→ TASK INSTRUCTIONS: Go through the listing beneath this task and return every line that carries the string "ELODIE".
>> BEGIN
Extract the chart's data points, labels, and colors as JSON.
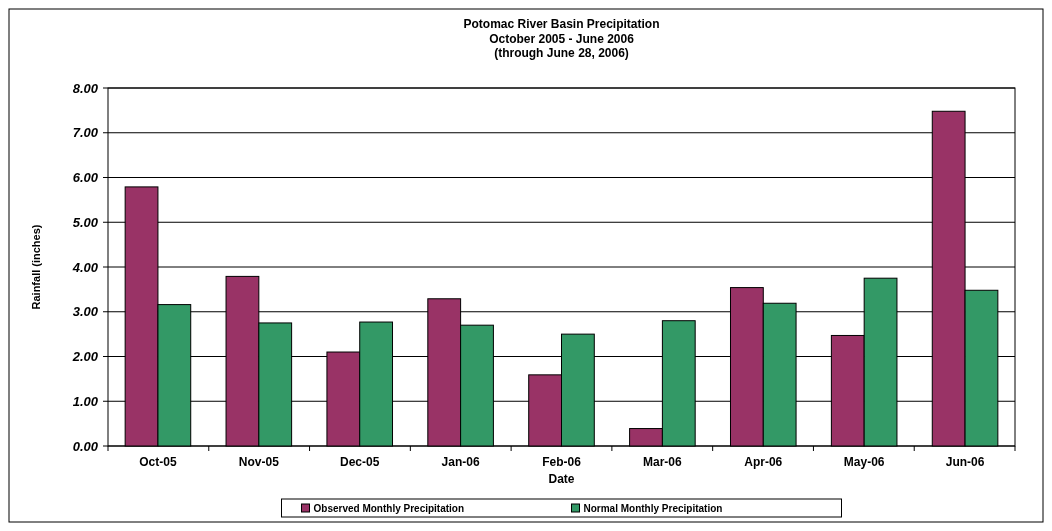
{
  "chart_data": {
    "type": "bar",
    "title": "Potomac River Basin Precipitation",
    "subtitle": "October 2005 - June 2006\n(through June 28, 2006)",
    "xlabel": "Date",
    "ylabel": "Rainfall (inches)",
    "categories": [
      "Oct-05",
      "Nov-05",
      "Dec-05",
      "Jan-06",
      "Feb-06",
      "Mar-06",
      "Apr-06",
      "May-06",
      "Jun-06"
    ],
    "series": [
      {
        "name": "Observed Monthly Precipitation",
        "color": "#993366",
        "values": [
          5.79,
          3.79,
          2.1,
          3.29,
          1.59,
          0.39,
          3.54,
          2.47,
          7.48
        ]
      },
      {
        "name": "Normal Monthly Precipitation",
        "color": "#339966",
        "values": [
          3.16,
          2.75,
          2.77,
          2.7,
          2.5,
          2.8,
          3.19,
          3.75,
          3.48
        ]
      }
    ],
    "ylim": [
      0,
      8
    ],
    "yticks": [
      {
        "value": 0,
        "label": "0.00"
      },
      {
        "value": 1,
        "label": "1.00"
      },
      {
        "value": 2,
        "label": "2.00"
      },
      {
        "value": 3,
        "label": "3.00"
      },
      {
        "value": 4,
        "label": "4.00"
      },
      {
        "value": 5,
        "label": "5.00"
      },
      {
        "value": 6,
        "label": "6.00"
      },
      {
        "value": 7,
        "label": "7.00"
      },
      {
        "value": 8,
        "label": "8.00"
      }
    ],
    "grid": "y",
    "legend": "bottom"
  }
}
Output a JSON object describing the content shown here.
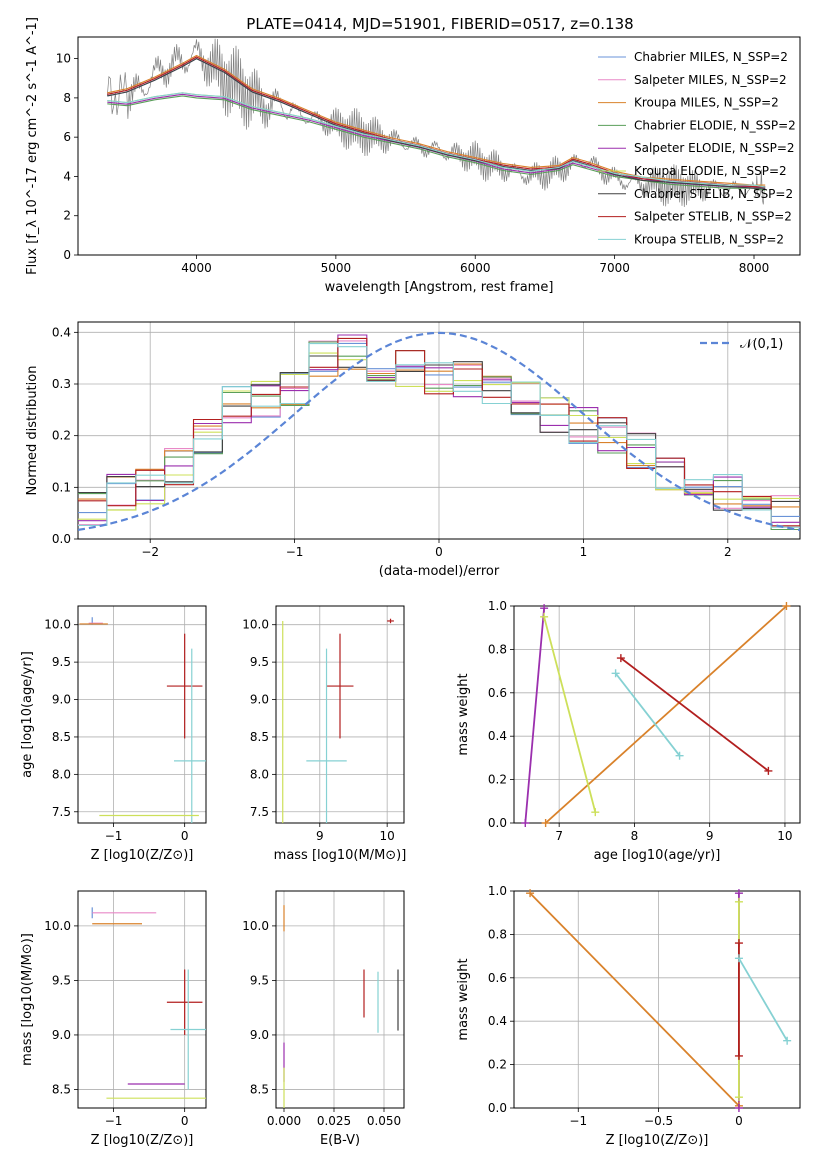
{
  "figure_title": "PLATE=0414, MJD=51901, FIBERID=0517, z=0.138",
  "chart_data": [
    {
      "id": "spectrum",
      "type": "line",
      "xlabel": "wavelength [Angstrom, rest frame]",
      "ylabel": "Flux [f_λ 10^-17 erg cm^-2 s^-1 A^-1]",
      "xlim": [
        3150,
        8330
      ],
      "ylim": [
        0,
        11.1
      ],
      "xticks": [
        4000,
        5000,
        6000,
        7000,
        8000
      ],
      "yticks": [
        0,
        2,
        4,
        6,
        8,
        10
      ],
      "grid": false,
      "legend": "top-right",
      "data_series": {
        "name": "data",
        "color": "#808080",
        "x": [
          3360,
          3500,
          3600,
          3700,
          3800,
          3900,
          4000,
          4100,
          4200,
          4300,
          4400,
          4500,
          4600,
          4700,
          4800,
          4900,
          5000,
          5100,
          5200,
          5300,
          5400,
          5500,
          5600,
          5700,
          5800,
          5900,
          6000,
          6100,
          6200,
          6300,
          6400,
          6500,
          6600,
          6700,
          6800,
          6900,
          7000,
          7100,
          7200,
          7300,
          7400,
          7500,
          7600,
          7700,
          7800,
          7900,
          8000,
          8080
        ],
        "y": [
          8.3,
          8.1,
          8.4,
          9.2,
          9.6,
          9.9,
          10.2,
          9.7,
          9.0,
          8.6,
          8.0,
          7.6,
          7.7,
          7.3,
          7.0,
          6.8,
          6.6,
          6.4,
          6.2,
          6.0,
          5.9,
          5.7,
          5.5,
          5.4,
          5.2,
          5.1,
          4.9,
          4.6,
          4.4,
          4.2,
          4.0,
          4.1,
          4.3,
          4.6,
          4.8,
          4.3,
          3.9,
          3.7,
          3.6,
          3.6,
          3.5,
          3.5,
          3.4,
          3.4,
          3.3,
          3.4,
          3.3,
          3.2
        ]
      },
      "models_x": [
        3360,
        3500,
        3700,
        3900,
        4000,
        4200,
        4400,
        4600,
        4800,
        5000,
        5200,
        5400,
        5600,
        5800,
        6000,
        6200,
        6400,
        6600,
        6700,
        6800,
        7000,
        7200,
        7400,
        7600,
        7800,
        8000,
        8080
      ],
      "series": [
        {
          "name": "Chabrier MILES, N_SSP=2",
          "color": "#6a93d8",
          "group": "A"
        },
        {
          "name": "Salpeter MILES, N_SSP=2",
          "color": "#e889c7",
          "group": "A"
        },
        {
          "name": "Kroupa MILES, N_SSP=2",
          "color": "#d9822b",
          "group": "A"
        },
        {
          "name": "Chabrier ELODIE, N_SSP=2",
          "color": "#5a9e5a",
          "group": "B"
        },
        {
          "name": "Salpeter ELODIE, N_SSP=2",
          "color": "#9b2fae",
          "group": "B"
        },
        {
          "name": "Kroupa ELODIE, N_SSP=2",
          "color": "#cde05a",
          "group": "B"
        },
        {
          "name": "Chabrier STELIB, N_SSP=2",
          "color": "#404040",
          "group": "A"
        },
        {
          "name": "Salpeter STELIB, N_SSP=2",
          "color": "#b21f1f",
          "group": "A"
        },
        {
          "name": "Kroupa STELIB, N_SSP=2",
          "color": "#86d1d3",
          "group": "B"
        }
      ],
      "model_profiles": {
        "A": [
          8.1,
          8.3,
          8.9,
          9.6,
          10.0,
          9.3,
          8.3,
          7.8,
          7.2,
          6.6,
          6.2,
          5.8,
          5.5,
          5.1,
          4.8,
          4.5,
          4.3,
          4.4,
          4.8,
          4.6,
          4.1,
          3.8,
          3.7,
          3.6,
          3.5,
          3.4,
          3.4
        ],
        "B": [
          7.7,
          7.6,
          7.9,
          8.1,
          8.0,
          7.9,
          7.4,
          7.1,
          6.8,
          6.4,
          6.0,
          5.7,
          5.4,
          5.0,
          4.7,
          4.3,
          4.1,
          4.3,
          4.6,
          4.4,
          4.0,
          3.8,
          3.6,
          3.5,
          3.4,
          3.4,
          3.3
        ]
      }
    },
    {
      "id": "residuals",
      "type": "line",
      "xlabel": "(data-model)/error",
      "ylabel": "Normed distribution",
      "xlim": [
        -2.5,
        2.5
      ],
      "ylim": [
        0,
        0.42
      ],
      "xticks": [
        -2,
        -1,
        0,
        1,
        2
      ],
      "yticks": [
        0.0,
        0.1,
        0.2,
        0.3,
        0.4
      ],
      "grid": true,
      "legend": "top-right",
      "reference": {
        "name": "𝒩(0,1)",
        "color": "#5b85d6"
      },
      "histogram": {
        "x": [
          -2.5,
          -2.3,
          -2.1,
          -1.9,
          -1.7,
          -1.5,
          -1.3,
          -1.1,
          -0.9,
          -0.7,
          -0.5,
          -0.3,
          -0.1,
          0.1,
          0.3,
          0.5,
          0.7,
          0.9,
          1.1,
          1.3,
          1.5,
          1.7,
          1.9,
          2.1,
          2.3,
          2.5
        ],
        "y": [
          0.06,
          0.09,
          0.1,
          0.14,
          0.2,
          0.26,
          0.27,
          0.29,
          0.35,
          0.36,
          0.34,
          0.33,
          0.31,
          0.31,
          0.28,
          0.27,
          0.24,
          0.22,
          0.2,
          0.17,
          0.13,
          0.12,
          0.09,
          0.07,
          0.05,
          0.04
        ]
      }
    },
    {
      "id": "z_age",
      "type": "scatter",
      "xlabel": "Z [log10(Z/Z⊙)]",
      "ylabel": "age [log10(age/yr)]",
      "xlim": [
        -1.5,
        0.3
      ],
      "ylim": [
        7.35,
        10.25
      ],
      "xticks": [
        -1,
        0
      ],
      "yticks": [
        7.5,
        8.0,
        8.5,
        9.0,
        9.5,
        10.0
      ],
      "grid": true,
      "points": [
        {
          "x": -1.3,
          "y": 10.05,
          "xerr": 0.0,
          "yerr": 0.05,
          "color": "#6a93d8"
        },
        {
          "x": -1.25,
          "y": 10.02,
          "xerr": 0.1,
          "yerr": 0.0,
          "color": "#e889c7"
        },
        {
          "x": -1.28,
          "y": 10.01,
          "xerr": 0.2,
          "yerr": 0.0,
          "color": "#d9822b"
        },
        {
          "x": 0.0,
          "y": 9.18,
          "xerr": 0.25,
          "yerr": 0.7,
          "color": "#b21f1f"
        },
        {
          "x": 0.1,
          "y": 8.18,
          "xerr": 0.25,
          "yerr": 1.5,
          "color": "#86d1d3"
        },
        {
          "x": -0.5,
          "y": 7.45,
          "xerr": 0.7,
          "yerr": 0.0,
          "color": "#cde05a"
        }
      ]
    },
    {
      "id": "mass_age",
      "type": "scatter",
      "xlabel": "mass [log10(M/M⊙)]",
      "ylabel": "",
      "xlim": [
        8.35,
        10.25
      ],
      "ylim": [
        7.35,
        10.25
      ],
      "xticks": [
        9,
        10
      ],
      "yticks": [
        7.5,
        8.0,
        8.5,
        9.0,
        9.5,
        10.0
      ],
      "grid": true,
      "points": [
        {
          "x": 10.05,
          "y": 10.05,
          "xerr": 0.05,
          "yerr": 0.03,
          "color": "#b21f1f"
        },
        {
          "x": 9.3,
          "y": 9.18,
          "xerr": 0.2,
          "yerr": 0.7,
          "color": "#b21f1f"
        },
        {
          "x": 9.1,
          "y": 8.18,
          "xerr": 0.3,
          "yerr": 1.5,
          "color": "#86d1d3"
        },
        {
          "x": 8.45,
          "y": 7.45,
          "xerr": 0.0,
          "yerr": 2.6,
          "color": "#cde05a"
        }
      ]
    },
    {
      "id": "age_weight",
      "type": "line",
      "xlabel": "age [log10(age/yr)]",
      "ylabel": "mass weight",
      "xlim": [
        6.4,
        10.2
      ],
      "ylim": [
        0,
        1.0
      ],
      "xticks": [
        7,
        8,
        9,
        10
      ],
      "yticks": [
        0.0,
        0.2,
        0.4,
        0.6,
        0.8,
        1.0
      ],
      "grid": true,
      "series": [
        {
          "color": "#d9822b",
          "x": [
            6.82,
            10.02
          ],
          "y": [
            0.0,
            1.0
          ]
        },
        {
          "color": "#9b2fae",
          "x": [
            6.55,
            6.8
          ],
          "y": [
            0.0,
            0.99
          ]
        },
        {
          "color": "#cde05a",
          "x": [
            6.8,
            7.48
          ],
          "y": [
            0.95,
            0.05
          ]
        },
        {
          "color": "#86d1d3",
          "x": [
            7.75,
            8.6
          ],
          "y": [
            0.69,
            0.31
          ]
        },
        {
          "color": "#b21f1f",
          "x": [
            7.82,
            9.78
          ],
          "y": [
            0.76,
            0.24
          ]
        }
      ]
    },
    {
      "id": "z_mass",
      "type": "scatter",
      "xlabel": "Z [log10(Z/Z⊙)]",
      "ylabel": "mass [log10(M/M⊙)]",
      "xlim": [
        -1.5,
        0.3
      ],
      "ylim": [
        8.33,
        10.32
      ],
      "xticks": [
        -1,
        0
      ],
      "yticks": [
        8.5,
        9.0,
        9.5,
        10.0
      ],
      "grid": true,
      "points": [
        {
          "x": -1.3,
          "y": 10.12,
          "xerr": 0.0,
          "yerr": 0.05,
          "color": "#6a93d8"
        },
        {
          "x": -0.85,
          "y": 10.12,
          "xerr": 0.45,
          "yerr": 0.0,
          "color": "#e889c7"
        },
        {
          "x": -0.95,
          "y": 10.02,
          "xerr": 0.35,
          "yerr": 0.0,
          "color": "#d9822b"
        },
        {
          "x": 0.0,
          "y": 9.3,
          "xerr": 0.25,
          "yerr": 0.3,
          "color": "#b21f1f"
        },
        {
          "x": 0.05,
          "y": 9.05,
          "xerr": 0.25,
          "yerr": 0.55,
          "color": "#86d1d3"
        },
        {
          "x": -0.4,
          "y": 8.55,
          "xerr": 0.4,
          "yerr": 0.0,
          "color": "#9b2fae"
        },
        {
          "x": -0.4,
          "y": 8.42,
          "xerr": 0.7,
          "yerr": 0.0,
          "color": "#cde05a"
        }
      ]
    },
    {
      "id": "ebv_mass",
      "type": "scatter",
      "xlabel": "E(B-V)",
      "ylabel": "",
      "xlim": [
        -0.004,
        0.06
      ],
      "ylim": [
        8.33,
        10.32
      ],
      "xticks": [
        0.0,
        0.025,
        0.05
      ],
      "ytick_labels": [
        "0.000",
        "0.025",
        "0.050"
      ],
      "yticks": [
        8.5,
        9.0,
        9.5,
        10.0
      ],
      "grid": true,
      "points": [
        {
          "x": 0.0,
          "y": 10.07,
          "yerr": 0.12,
          "color": "#d9822b"
        },
        {
          "x": 0.0,
          "y": 8.75,
          "yerr": 0.18,
          "color": "#9b2fae"
        },
        {
          "x": 0.0,
          "y": 8.45,
          "yerr": 0.25,
          "color": "#cde05a"
        },
        {
          "x": 0.04,
          "y": 9.38,
          "yerr": 0.22,
          "color": "#b21f1f"
        },
        {
          "x": 0.047,
          "y": 9.3,
          "yerr": 0.28,
          "color": "#86d1d3"
        },
        {
          "x": 0.057,
          "y": 9.32,
          "yerr": 0.28,
          "color": "#404040"
        }
      ]
    },
    {
      "id": "z_weight",
      "type": "line",
      "xlabel": "Z [log10(Z/Z⊙)]",
      "ylabel": "mass weight",
      "xlim": [
        -1.4,
        0.38
      ],
      "ylim": [
        0,
        1.0
      ],
      "xticks": [
        -1.0,
        -0.5,
        0.0
      ],
      "yticks": [
        0.0,
        0.2,
        0.4,
        0.6,
        0.8,
        1.0
      ],
      "grid": true,
      "series": [
        {
          "color": "#d9822b",
          "x": [
            -1.3,
            0.0
          ],
          "y": [
            0.99,
            0.01
          ]
        },
        {
          "color": "#9b2fae",
          "x": [
            0.0,
            0.0
          ],
          "y": [
            0.0,
            0.99
          ]
        },
        {
          "color": "#cde05a",
          "x": [
            0.0,
            0.0
          ],
          "y": [
            0.05,
            0.95
          ]
        },
        {
          "color": "#b21f1f",
          "x": [
            0.0,
            0.0
          ],
          "y": [
            0.24,
            0.76
          ]
        },
        {
          "color": "#86d1d3",
          "x": [
            0.0,
            0.3
          ],
          "y": [
            0.69,
            0.31
          ]
        }
      ]
    }
  ]
}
>> END
→ IN RESPONSE:
          "name": "Chabrier ELODIE, N_SSP=2",
          "name": "Salpeter ELODIE, N_SSP=2",
          "name": "Kroupa ELODIE, N_SSP=2",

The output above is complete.